»»
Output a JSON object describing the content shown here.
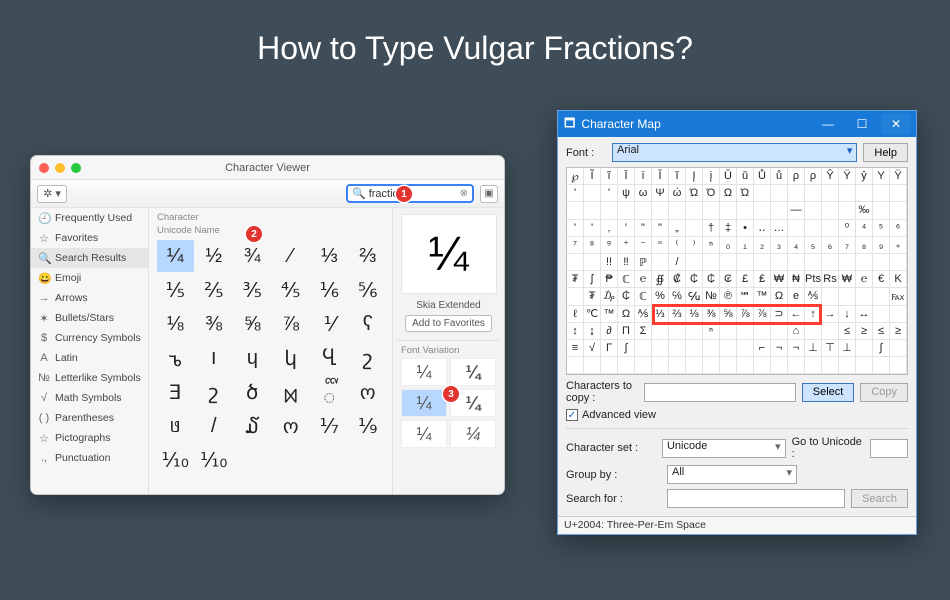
{
  "page": {
    "title": "How to Type Vulgar Fractions?"
  },
  "callouts": {
    "b1": "1",
    "b2": "2",
    "b3": "3"
  },
  "mac": {
    "window_title": "Character Viewer",
    "gear": "✲ ▾",
    "search": {
      "value": "fraction",
      "mag": "🔍",
      "clear": "⊗"
    },
    "collapse": "▣",
    "sidebar": [
      {
        "icon": "🕘",
        "label": "Frequently Used"
      },
      {
        "icon": "☆",
        "label": "Favorites"
      },
      {
        "icon": "🔍",
        "label": "Search Results",
        "selected": true
      },
      {
        "icon": "😀",
        "label": "Emoji"
      },
      {
        "icon": "→",
        "label": "Arrows"
      },
      {
        "icon": "✶",
        "label": "Bullets/Stars"
      },
      {
        "icon": "$",
        "label": "Currency Symbols"
      },
      {
        "icon": "A",
        "label": "Latin"
      },
      {
        "icon": "№",
        "label": "Letterlike Symbols"
      },
      {
        "icon": "√",
        "label": "Math Symbols"
      },
      {
        "icon": "( )",
        "label": "Parentheses"
      },
      {
        "icon": "☆",
        "label": "Pictographs"
      },
      {
        "icon": ".,",
        "label": "Punctuation"
      }
    ],
    "list_header": "Character",
    "list_header2": "Unicode Name",
    "grid": [
      "¼",
      "½",
      "¾",
      "⁄",
      "⅓",
      "⅔",
      "⅕",
      "⅖",
      "⅗",
      "⅘",
      "⅙",
      "⅚",
      "⅛",
      "⅜",
      "⅝",
      "⅞",
      "⅟",
      "ʕ",
      "ꭌ",
      "ו",
      "ɥ",
      "կ",
      "Ⴁ",
      "շ",
      "ⴺ",
      "շ",
      "ծ",
      "ᢂ",
      "ᢅ",
      "ო",
      "ᥳ",
      "/",
      "໓",
      "ო",
      "⅐",
      "⅑",
      "⅒",
      "⅒",
      "",
      "",
      "",
      ""
    ],
    "selected_grid_index": 0,
    "preview": {
      "glyph": "¼",
      "font": "Skia Extended",
      "fav": "Add to Favorites",
      "variation_header": "Font Variation",
      "variations": [
        "¼",
        "¼",
        "¼",
        "¼",
        "¼",
        "¼"
      ]
    }
  },
  "win": {
    "title": "Character Map",
    "min": "—",
    "max": "☐",
    "close": "✕",
    "font_label": "Font :",
    "font_value": "Arial",
    "help": "Help",
    "grid": [
      "℘",
      "Ĩ",
      "ĩ",
      "Ī",
      "ī",
      "Ĭ",
      "ĭ",
      "Į",
      "į",
      "Ŭ",
      "ŭ",
      "Ů",
      "ů",
      "ρ",
      "ρ",
      "Ŷ",
      "Ÿ",
      "ŷ",
      "Y",
      "Ÿ",
      "'",
      "",
      "'",
      "ψ",
      "ω",
      "Ψ",
      "ώ",
      "Ώ",
      "Ό",
      "Ω",
      "Ώ",
      "",
      "",
      "",
      "",
      "",
      "",
      "",
      "",
      "",
      "",
      "",
      "",
      "",
      "",
      "",
      "",
      "",
      "",
      "",
      "",
      "",
      "",
      "—",
      "",
      "",
      "",
      "‰",
      "",
      "",
      "'",
      "'",
      "‚",
      "‛",
      "\"",
      "\"",
      "„",
      "",
      "†",
      "‡",
      "•",
      "‥",
      "…",
      "",
      "",
      "",
      "⁰",
      "⁴",
      "⁵",
      "⁶",
      "⁷",
      "⁸",
      "⁹",
      "⁺",
      "⁻",
      "⁼",
      "⁽",
      "⁾",
      "ⁿ",
      "₀",
      "₁",
      "₂",
      "₃",
      "₄",
      "₅",
      "₆",
      "₇",
      "₈",
      "₉",
      "₊",
      "",
      "",
      "!!",
      "‼",
      "ℙ",
      "",
      "/",
      "",
      "",
      "",
      "",
      "",
      "",
      "",
      "",
      "",
      "",
      "",
      "",
      "",
      "₮",
      "∫",
      "₱",
      "ℂ",
      "℮",
      "∯",
      "₡",
      "₵",
      "₵",
      "₢",
      "£",
      "₤",
      "₩",
      "₦",
      "Pts",
      "Rs",
      "₩",
      "℮",
      "€",
      "K",
      "",
      "₮",
      "₯",
      "₵",
      "ℂ",
      "%",
      "℅",
      "℆",
      "№",
      "℗",
      "℠",
      "™",
      "Ω",
      "e",
      "⅍",
      "",
      "",
      "",
      "",
      "℻",
      "ℓ",
      "℃",
      "™",
      "Ω",
      "⅍",
      "⅓",
      "⅔",
      "⅛",
      "⅜",
      "⅝",
      "⅞",
      "⅞",
      "⊃",
      "←",
      "↑",
      "→",
      "↓",
      "↔",
      "",
      "",
      "↕",
      "↨",
      "∂",
      "Π",
      "Σ",
      "",
      "",
      "",
      "ⁿ",
      "",
      "",
      "",
      "",
      "⌂",
      "",
      "",
      "≤",
      "≥",
      "≤",
      "≥",
      "≡",
      "√",
      "Γ",
      "∫",
      "",
      "",
      "",
      "",
      "",
      "",
      "",
      "⌐",
      "¬",
      "¬",
      "⊥",
      "⊤",
      "⊥",
      "",
      "∫",
      "",
      "",
      "",
      "",
      "",
      "",
      "",
      "",
      "",
      "",
      "",
      "",
      "",
      "",
      "",
      "",
      "",
      "",
      "",
      "",
      ""
    ],
    "highlight": {
      "row": 8,
      "colStart": 5,
      "colEnd": 14
    },
    "copy_label": "Characters to copy :",
    "copy_value": "",
    "select_btn": "Select",
    "copy_btn": "Copy",
    "advanced": "Advanced view",
    "charset_label": "Character set :",
    "charset_value": "Unicode",
    "goto_label": "Go to Unicode :",
    "goto_value": "",
    "group_label": "Group by :",
    "group_value": "All",
    "search_label": "Search for :",
    "search_value": "",
    "search_btn": "Search",
    "status": "U+2004: Three-Per-Em Space"
  }
}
««
== Aim ==
Restate the data above word for word. Do not include the images.

== Written answer ==
Output a JSON object describing the content shown here.
{
  "page": {
    "title": "How to Type Vulgar Fractions?"
  },
  "callouts": {
    "b1": "1",
    "b2": "2",
    "b3": "3"
  },
  "mac": {
    "window_title": "Character Viewer",
    "gear": "✲ ▾",
    "search": {
      "value": "fraction",
      "mag": "🔍",
      "clear": "⊗"
    },
    "collapse": "▣",
    "sidebar": [
      {
        "icon": "🕘",
        "label": "Frequently Used"
      },
      {
        "icon": "☆",
        "label": "Favorites"
      },
      {
        "icon": "🔍",
        "label": "Search Results",
        "selected": true
      },
      {
        "icon": "😀",
        "label": "Emoji"
      },
      {
        "icon": "→",
        "label": "Arrows"
      },
      {
        "icon": "✶",
        "label": "Bullets/Stars"
      },
      {
        "icon": "$",
        "label": "Currency Symbols"
      },
      {
        "icon": "A",
        "label": "Latin"
      },
      {
        "icon": "№",
        "label": "Letterlike Symbols"
      },
      {
        "icon": "√",
        "label": "Math Symbols"
      },
      {
        "icon": "( )",
        "label": "Parentheses"
      },
      {
        "icon": "☆",
        "label": "Pictographs"
      },
      {
        "icon": ".,",
        "label": "Punctuation"
      }
    ],
    "list_header": "Character",
    "list_header2": "Unicode Name",
    "grid": [
      "¼",
      "½",
      "¾",
      "⁄",
      "⅓",
      "⅔",
      "⅕",
      "⅖",
      "⅗",
      "⅘",
      "⅙",
      "⅚",
      "⅛",
      "⅜",
      "⅝",
      "⅞",
      "⅟",
      "ʕ",
      "ꭌ",
      "ו",
      "ɥ",
      "կ",
      "Ⴁ",
      "շ",
      "ⴺ",
      "շ",
      "ծ",
      "ᢂ",
      "ᢅ",
      "ო",
      "ᥳ",
      "/",
      "໓",
      "ო",
      "⅐",
      "⅑",
      "⅒",
      "⅒",
      "",
      "",
      "",
      ""
    ],
    "selected_grid_index": 0,
    "preview": {
      "glyph": "¼",
      "font": "Skia Extended",
      "fav": "Add to Favorites",
      "variation_header": "Font Variation",
      "variations": [
        "¼",
        "¼",
        "¼",
        "¼",
        "¼",
        "¼"
      ]
    }
  },
  "win": {
    "title": "Character Map",
    "min": "—",
    "max": "☐",
    "close": "✕",
    "font_label": "Font :",
    "font_value": "Arial",
    "help": "Help",
    "grid": [
      "℘",
      "Ĩ",
      "ĩ",
      "Ī",
      "ī",
      "Ĭ",
      "ĭ",
      "Į",
      "į",
      "Ŭ",
      "ŭ",
      "Ů",
      "ů",
      "ρ",
      "ρ",
      "Ŷ",
      "Ÿ",
      "ŷ",
      "Y",
      "Ÿ",
      "'",
      "",
      "'",
      "ψ",
      "ω",
      "Ψ",
      "ώ",
      "Ώ",
      "Ό",
      "Ω",
      "Ώ",
      "",
      "",
      "",
      "",
      "",
      "",
      "",
      "",
      "",
      "",
      "",
      "",
      "",
      "",
      "",
      "",
      "",
      "",
      "",
      "",
      "",
      "",
      "—",
      "",
      "",
      "",
      "‰",
      "",
      "",
      "'",
      "'",
      "‚",
      "‛",
      "\"",
      "\"",
      "„",
      "",
      "†",
      "‡",
      "•",
      "‥",
      "…",
      "",
      "",
      "",
      "⁰",
      "⁴",
      "⁵",
      "⁶",
      "⁷",
      "⁸",
      "⁹",
      "⁺",
      "⁻",
      "⁼",
      "⁽",
      "⁾",
      "ⁿ",
      "₀",
      "₁",
      "₂",
      "₃",
      "₄",
      "₅",
      "₆",
      "₇",
      "₈",
      "₉",
      "₊",
      "",
      "",
      "!!",
      "‼",
      "ℙ",
      "",
      "/",
      "",
      "",
      "",
      "",
      "",
      "",
      "",
      "",
      "",
      "",
      "",
      "",
      "",
      "₮",
      "∫",
      "₱",
      "ℂ",
      "℮",
      "∯",
      "₡",
      "₵",
      "₵",
      "₢",
      "£",
      "₤",
      "₩",
      "₦",
      "Pts",
      "Rs",
      "₩",
      "℮",
      "€",
      "K",
      "",
      "₮",
      "₯",
      "₵",
      "ℂ",
      "%",
      "℅",
      "℆",
      "№",
      "℗",
      "℠",
      "™",
      "Ω",
      "e",
      "⅍",
      "",
      "",
      "",
      "",
      "℻",
      "ℓ",
      "℃",
      "™",
      "Ω",
      "⅍",
      "⅓",
      "⅔",
      "⅛",
      "⅜",
      "⅝",
      "⅞",
      "⅞",
      "⊃",
      "←",
      "↑",
      "→",
      "↓",
      "↔",
      "",
      "",
      "↕",
      "↨",
      "∂",
      "Π",
      "Σ",
      "",
      "",
      "",
      "ⁿ",
      "",
      "",
      "",
      "",
      "⌂",
      "",
      "",
      "≤",
      "≥",
      "≤",
      "≥",
      "≡",
      "√",
      "Γ",
      "∫",
      "",
      "",
      "",
      "",
      "",
      "",
      "",
      "⌐",
      "¬",
      "¬",
      "⊥",
      "⊤",
      "⊥",
      "",
      "∫",
      "",
      "",
      "",
      "",
      "",
      "",
      "",
      "",
      "",
      "",
      "",
      "",
      "",
      "",
      "",
      "",
      "",
      "",
      "",
      "",
      ""
    ],
    "highlight": {
      "row": 8,
      "colStart": 5,
      "colEnd": 14
    },
    "copy_label": "Characters to copy :",
    "copy_value": "",
    "select_btn": "Select",
    "copy_btn": "Copy",
    "advanced": "Advanced view",
    "charset_label": "Character set :",
    "charset_value": "Unicode",
    "goto_label": "Go to Unicode :",
    "goto_value": "",
    "group_label": "Group by :",
    "group_value": "All",
    "search_label": "Search for :",
    "search_value": "",
    "search_btn": "Search",
    "status": "U+2004: Three-Per-Em Space"
  }
}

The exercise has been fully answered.